* [Written problem] Reproduce the records that follow in full, excluding any picture they contain.

* [Items]
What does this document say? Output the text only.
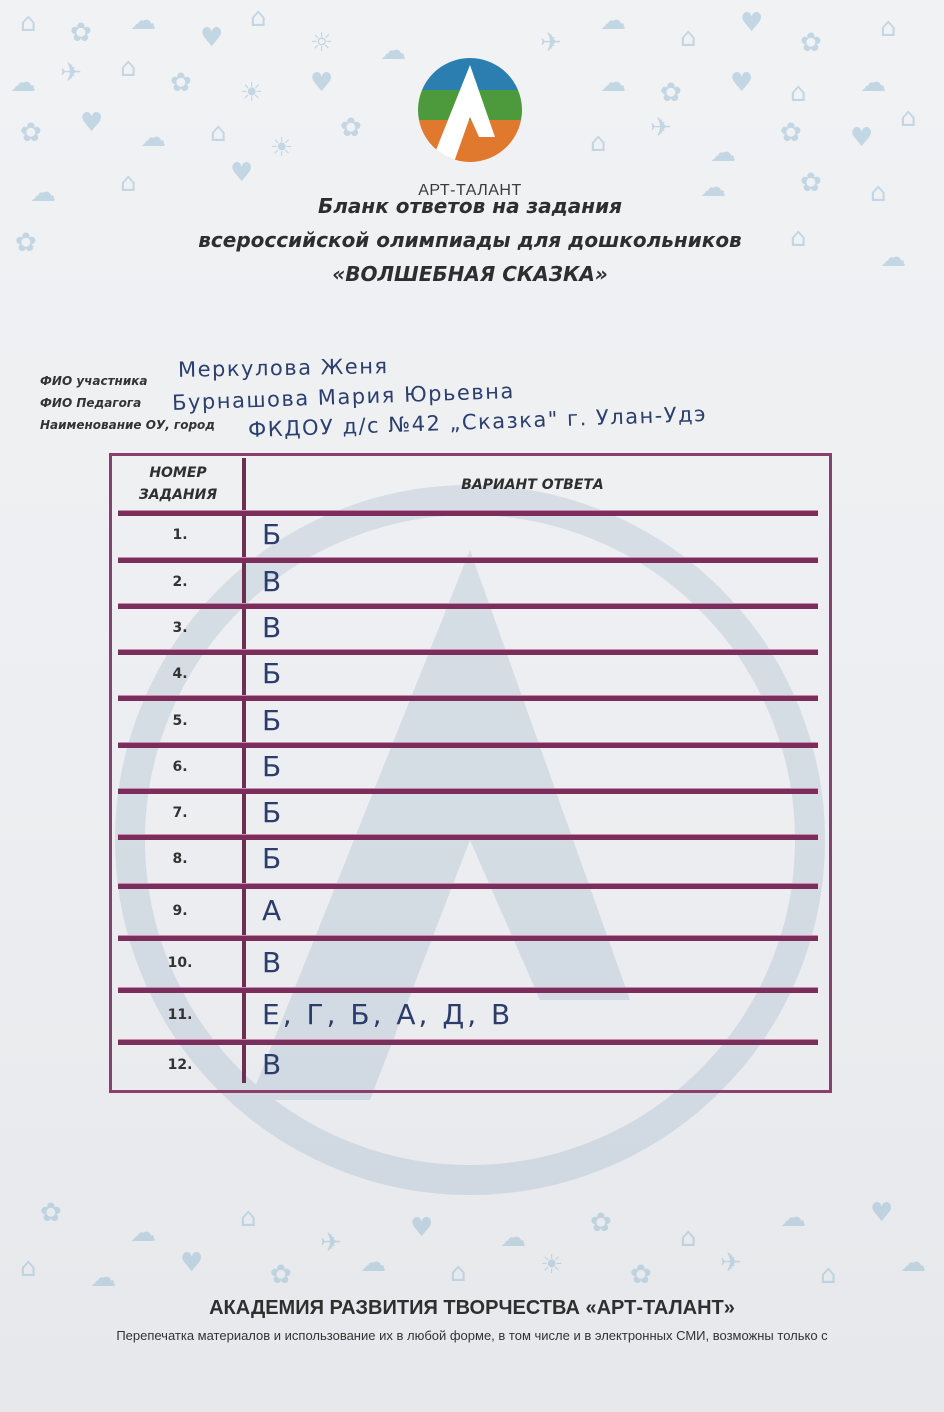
⌂ ✿ ☁
♥
⌂
☼ ☁	✈
☁
⌂ ♥
✿ ⌂
☁ ✈ ⌂ ✿ ☀ ♥	☁ ✿ ♥ ⌂ ☁
✿ ♥ ☁ ⌂ ☀
✿	⌂ ✈
☁
✿ ♥
⌂
☁ ⌂	♥	☁	✿ ⌂
✿	⌂
☁
✿
☁	⌂
✈	♥	☁ ✿	⌂
☁ ♥
⌂ ☁ ♥	✿	☁ ⌂	☀	✿	✈	⌂ ☁
АРТ-ТАЛАНТ
Бланк ответов на задания
всероссийской олимпиады для дошкольников
«ВОЛШЕБНАЯ СКАЗКА»
ФИО участника Меркулова Женя
ФИО Педагога Бурнашова Мария Юрьевна
Наименование ОУ, город ФКДОУ д/с №42 „Сказка" г. Улан-Удэ
НОМЕР ЗАДАНИЯ
ВАРИАНТ ОТВЕТА
1.	Б
2.	В
3.	В
4.	Б
5.	Б
6.	Б
7.	Б
8.	Б
9.	А
10.	В
11.	Е, Г, Б, А, Д, В
12.	В
АКАДЕМИЯ РАЗВИТИЯ ТВОРЧЕСТВА «АРТ-ТАЛАНТ»
Перепечатка материалов и использование их в любой форме, в том числе и в электронных СМИ, возможны только с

* [Final result]
What does this document say? Output the text only.
⌂ ✿ ☁
♥
⌂
☼ ☁	✈
☁
⌂ ♥
✿ ⌂
☁ ✈ ⌂ ✿ ☀ ♥	☁ ✿ ♥ ⌂ ☁
✿ ♥ ☁ ⌂ ☀
✿	⌂ ✈
☁
✿ ♥
⌂
☁ ⌂	♥	☁	✿ ⌂
✿	⌂
☁
✿
☁	⌂
✈	♥	☁ ✿	⌂
☁ ♥
⌂ ☁ ♥	✿	☁ ⌂	☀	✿	✈	⌂ ☁
АРТ-ТАЛАНТ
Бланк ответов на задания
всероссийской олимпиады для дошкольников
«ВОЛШЕБНАЯ СКАЗКА»
ФИО участника Меркулова Женя
ФИО Педагога Бурнашова Мария Юрьевна
Наименование ОУ, город ФКДОУ д/с №42 „Сказка" г. Улан-Удэ
НОМЕР ЗАДАНИЯ
ВАРИАНТ ОТВЕТА
1.	Б
2.	В
3.	В
4.	Б
5.	Б
6.	Б
7.	Б
8.	Б
9.	А
10.	В
11.	Е, Г, Б, А, Д, В
12.	В
АКАДЕМИЯ РАЗВИТИЯ ТВОРЧЕСТВА «АРТ-ТАЛАНТ»
Перепечатка материалов и использование их в любой форме, в том числе и в электронных СМИ, возможны только с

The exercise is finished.